Exactly reproduce each line of the listing that follows.

## begin Records

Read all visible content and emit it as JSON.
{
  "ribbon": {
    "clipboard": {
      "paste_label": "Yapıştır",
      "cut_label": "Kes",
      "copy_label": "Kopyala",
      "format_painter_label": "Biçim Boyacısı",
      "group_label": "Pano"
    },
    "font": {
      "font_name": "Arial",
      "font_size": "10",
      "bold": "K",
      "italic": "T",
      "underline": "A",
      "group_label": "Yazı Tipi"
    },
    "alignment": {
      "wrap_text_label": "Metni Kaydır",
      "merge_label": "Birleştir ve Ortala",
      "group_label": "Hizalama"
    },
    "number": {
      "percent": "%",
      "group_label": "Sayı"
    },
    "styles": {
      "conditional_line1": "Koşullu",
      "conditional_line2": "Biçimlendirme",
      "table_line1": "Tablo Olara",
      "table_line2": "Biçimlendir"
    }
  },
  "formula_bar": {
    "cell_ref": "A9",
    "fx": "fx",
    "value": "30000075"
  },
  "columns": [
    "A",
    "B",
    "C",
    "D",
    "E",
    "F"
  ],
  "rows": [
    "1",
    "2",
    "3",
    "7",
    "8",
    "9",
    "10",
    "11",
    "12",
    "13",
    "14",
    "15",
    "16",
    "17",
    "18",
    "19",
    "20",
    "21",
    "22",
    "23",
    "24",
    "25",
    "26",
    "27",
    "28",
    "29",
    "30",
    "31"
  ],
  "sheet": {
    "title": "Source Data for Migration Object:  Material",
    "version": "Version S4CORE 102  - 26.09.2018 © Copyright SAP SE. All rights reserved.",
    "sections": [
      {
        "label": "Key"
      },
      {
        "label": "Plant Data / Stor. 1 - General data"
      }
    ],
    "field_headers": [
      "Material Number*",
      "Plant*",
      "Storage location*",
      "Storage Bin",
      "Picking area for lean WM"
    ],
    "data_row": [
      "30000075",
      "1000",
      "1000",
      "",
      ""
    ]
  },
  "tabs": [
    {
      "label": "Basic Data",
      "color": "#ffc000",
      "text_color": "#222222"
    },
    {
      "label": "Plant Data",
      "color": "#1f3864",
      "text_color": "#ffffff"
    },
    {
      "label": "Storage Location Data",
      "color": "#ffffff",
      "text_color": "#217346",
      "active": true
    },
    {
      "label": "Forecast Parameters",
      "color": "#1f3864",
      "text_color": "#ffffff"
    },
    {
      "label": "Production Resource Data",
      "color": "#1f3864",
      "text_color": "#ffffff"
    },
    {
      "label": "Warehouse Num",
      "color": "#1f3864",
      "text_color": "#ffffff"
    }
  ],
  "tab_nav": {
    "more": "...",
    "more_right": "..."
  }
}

## end Records

Answer to the problem —
Read all visible content and emit it as JSON.
{
  "ribbon": {
    "clipboard": {
      "paste_label": "Yapıştır",
      "cut_label": "Kes",
      "copy_label": "Kopyala",
      "format_painter_label": "Biçim Boyacısı",
      "group_label": "Pano"
    },
    "font": {
      "font_name": "Arial",
      "font_size": "10",
      "bold": "K",
      "italic": "T",
      "underline": "A",
      "group_label": "Yazı Tipi"
    },
    "alignment": {
      "wrap_text_label": "Metni Kaydır",
      "merge_label": "Birleştir ve Ortala",
      "group_label": "Hizalama"
    },
    "number": {
      "percent": "%",
      "group_label": "Sayı"
    },
    "styles": {
      "conditional_line1": "Koşullu",
      "conditional_line2": "Biçimlendirme",
      "table_line1": "Tablo Olara",
      "table_line2": "Biçimlendir"
    }
  },
  "formula_bar": {
    "cell_ref": "A9",
    "fx": "fx",
    "value": "30000075"
  },
  "columns": [
    "A",
    "B",
    "C",
    "D",
    "E",
    "F"
  ],
  "rows": [
    "1",
    "2",
    "3",
    "7",
    "8",
    "9",
    "10",
    "11",
    "12",
    "13",
    "14",
    "15",
    "16",
    "17",
    "18",
    "19",
    "20",
    "21",
    "22",
    "23",
    "24",
    "25",
    "26",
    "27",
    "28",
    "29",
    "30",
    "31"
  ],
  "sheet": {
    "title": "Source Data for Migration Object:  Material",
    "version": "Version S4CORE 102  - 26.09.2018 © Copyright SAP SE. All rights reserved.",
    "sections": [
      {
        "label": "Key"
      },
      {
        "label": "Plant Data / Stor. 1 - General data"
      }
    ],
    "field_headers": [
      "Material Number*",
      "Plant*",
      "Storage location*",
      "Storage Bin",
      "Picking area for lean WM"
    ],
    "data_row": [
      "30000075",
      "1000",
      "1000",
      "",
      ""
    ]
  },
  "tabs": [
    {
      "label": "Basic Data",
      "color": "#ffc000",
      "text_color": "#222222"
    },
    {
      "label": "Plant Data",
      "color": "#1f3864",
      "text_color": "#ffffff"
    },
    {
      "label": "Storage Location Data",
      "color": "#ffffff",
      "text_color": "#217346",
      "active": true
    },
    {
      "label": "Forecast Parameters",
      "color": "#1f3864",
      "text_color": "#ffffff"
    },
    {
      "label": "Production Resource Data",
      "color": "#1f3864",
      "text_color": "#ffffff"
    },
    {
      "label": "Warehouse Num",
      "color": "#1f3864",
      "text_color": "#ffffff"
    }
  ],
  "tab_nav": {
    "more": "...",
    "more_right": "..."
  }
}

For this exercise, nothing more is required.